[Part of a data file]
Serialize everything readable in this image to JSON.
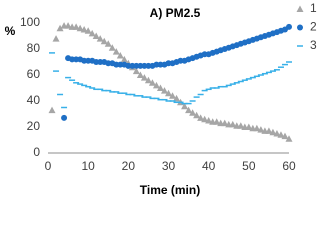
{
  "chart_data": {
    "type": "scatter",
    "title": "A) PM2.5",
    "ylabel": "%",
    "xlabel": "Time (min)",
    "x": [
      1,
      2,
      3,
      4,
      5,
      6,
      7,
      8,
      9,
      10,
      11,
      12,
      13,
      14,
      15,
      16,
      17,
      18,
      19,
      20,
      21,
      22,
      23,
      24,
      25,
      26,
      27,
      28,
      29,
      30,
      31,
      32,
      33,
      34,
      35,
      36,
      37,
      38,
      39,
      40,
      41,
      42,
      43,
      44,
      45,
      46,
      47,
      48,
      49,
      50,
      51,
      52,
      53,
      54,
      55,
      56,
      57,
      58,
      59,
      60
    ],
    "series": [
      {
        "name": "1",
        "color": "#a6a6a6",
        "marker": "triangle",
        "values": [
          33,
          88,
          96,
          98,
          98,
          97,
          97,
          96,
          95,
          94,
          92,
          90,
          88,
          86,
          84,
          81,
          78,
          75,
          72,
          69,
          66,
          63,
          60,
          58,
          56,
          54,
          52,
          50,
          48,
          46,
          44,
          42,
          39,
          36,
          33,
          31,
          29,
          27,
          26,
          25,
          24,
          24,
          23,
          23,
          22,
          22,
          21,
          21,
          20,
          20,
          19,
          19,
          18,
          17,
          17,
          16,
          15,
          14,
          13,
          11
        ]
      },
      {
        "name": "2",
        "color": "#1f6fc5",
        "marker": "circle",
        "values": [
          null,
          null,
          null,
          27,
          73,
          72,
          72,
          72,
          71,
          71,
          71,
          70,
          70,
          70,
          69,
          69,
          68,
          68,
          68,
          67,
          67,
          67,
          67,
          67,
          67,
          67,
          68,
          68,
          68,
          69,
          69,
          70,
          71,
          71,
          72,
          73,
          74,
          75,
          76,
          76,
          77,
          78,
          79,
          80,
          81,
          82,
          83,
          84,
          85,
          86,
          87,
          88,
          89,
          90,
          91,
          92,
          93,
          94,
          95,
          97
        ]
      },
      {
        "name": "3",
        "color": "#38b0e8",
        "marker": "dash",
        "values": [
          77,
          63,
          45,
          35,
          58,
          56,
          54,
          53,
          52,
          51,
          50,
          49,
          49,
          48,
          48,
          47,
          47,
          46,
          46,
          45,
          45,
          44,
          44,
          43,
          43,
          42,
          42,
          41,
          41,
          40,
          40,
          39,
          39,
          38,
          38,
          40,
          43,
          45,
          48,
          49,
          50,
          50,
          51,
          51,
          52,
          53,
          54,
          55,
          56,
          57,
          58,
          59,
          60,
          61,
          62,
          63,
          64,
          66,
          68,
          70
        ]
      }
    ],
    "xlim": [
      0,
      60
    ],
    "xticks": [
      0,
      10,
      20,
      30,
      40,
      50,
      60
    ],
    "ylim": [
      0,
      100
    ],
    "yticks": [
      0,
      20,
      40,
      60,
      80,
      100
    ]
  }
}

SHORT EXERCISE » Do not copy the pictures, but repeat every line exactly.

TASK ANSWER »
Serialize everything readable in this image to JSON.
{
  "chart_data": {
    "type": "scatter",
    "title": "A) PM2.5",
    "ylabel": "%",
    "xlabel": "Time (min)",
    "x": [
      1,
      2,
      3,
      4,
      5,
      6,
      7,
      8,
      9,
      10,
      11,
      12,
      13,
      14,
      15,
      16,
      17,
      18,
      19,
      20,
      21,
      22,
      23,
      24,
      25,
      26,
      27,
      28,
      29,
      30,
      31,
      32,
      33,
      34,
      35,
      36,
      37,
      38,
      39,
      40,
      41,
      42,
      43,
      44,
      45,
      46,
      47,
      48,
      49,
      50,
      51,
      52,
      53,
      54,
      55,
      56,
      57,
      58,
      59,
      60
    ],
    "series": [
      {
        "name": "1",
        "color": "#a6a6a6",
        "marker": "triangle",
        "values": [
          33,
          88,
          96,
          98,
          98,
          97,
          97,
          96,
          95,
          94,
          92,
          90,
          88,
          86,
          84,
          81,
          78,
          75,
          72,
          69,
          66,
          63,
          60,
          58,
          56,
          54,
          52,
          50,
          48,
          46,
          44,
          42,
          39,
          36,
          33,
          31,
          29,
          27,
          26,
          25,
          24,
          24,
          23,
          23,
          22,
          22,
          21,
          21,
          20,
          20,
          19,
          19,
          18,
          17,
          17,
          16,
          15,
          14,
          13,
          11
        ]
      },
      {
        "name": "2",
        "color": "#1f6fc5",
        "marker": "circle",
        "values": [
          null,
          null,
          null,
          27,
          73,
          72,
          72,
          72,
          71,
          71,
          71,
          70,
          70,
          70,
          69,
          69,
          68,
          68,
          68,
          67,
          67,
          67,
          67,
          67,
          67,
          67,
          68,
          68,
          68,
          69,
          69,
          70,
          71,
          71,
          72,
          73,
          74,
          75,
          76,
          76,
          77,
          78,
          79,
          80,
          81,
          82,
          83,
          84,
          85,
          86,
          87,
          88,
          89,
          90,
          91,
          92,
          93,
          94,
          95,
          97
        ]
      },
      {
        "name": "3",
        "color": "#38b0e8",
        "marker": "dash",
        "values": [
          77,
          63,
          45,
          35,
          58,
          56,
          54,
          53,
          52,
          51,
          50,
          49,
          49,
          48,
          48,
          47,
          47,
          46,
          46,
          45,
          45,
          44,
          44,
          43,
          43,
          42,
          42,
          41,
          41,
          40,
          40,
          39,
          39,
          38,
          38,
          40,
          43,
          45,
          48,
          49,
          50,
          50,
          51,
          51,
          52,
          53,
          54,
          55,
          56,
          57,
          58,
          59,
          60,
          61,
          62,
          63,
          64,
          66,
          68,
          70
        ]
      }
    ],
    "xlim": [
      0,
      60
    ],
    "xticks": [
      0,
      10,
      20,
      30,
      40,
      50,
      60
    ],
    "ylim": [
      0,
      100
    ],
    "yticks": [
      0,
      20,
      40,
      60,
      80,
      100
    ]
  }
}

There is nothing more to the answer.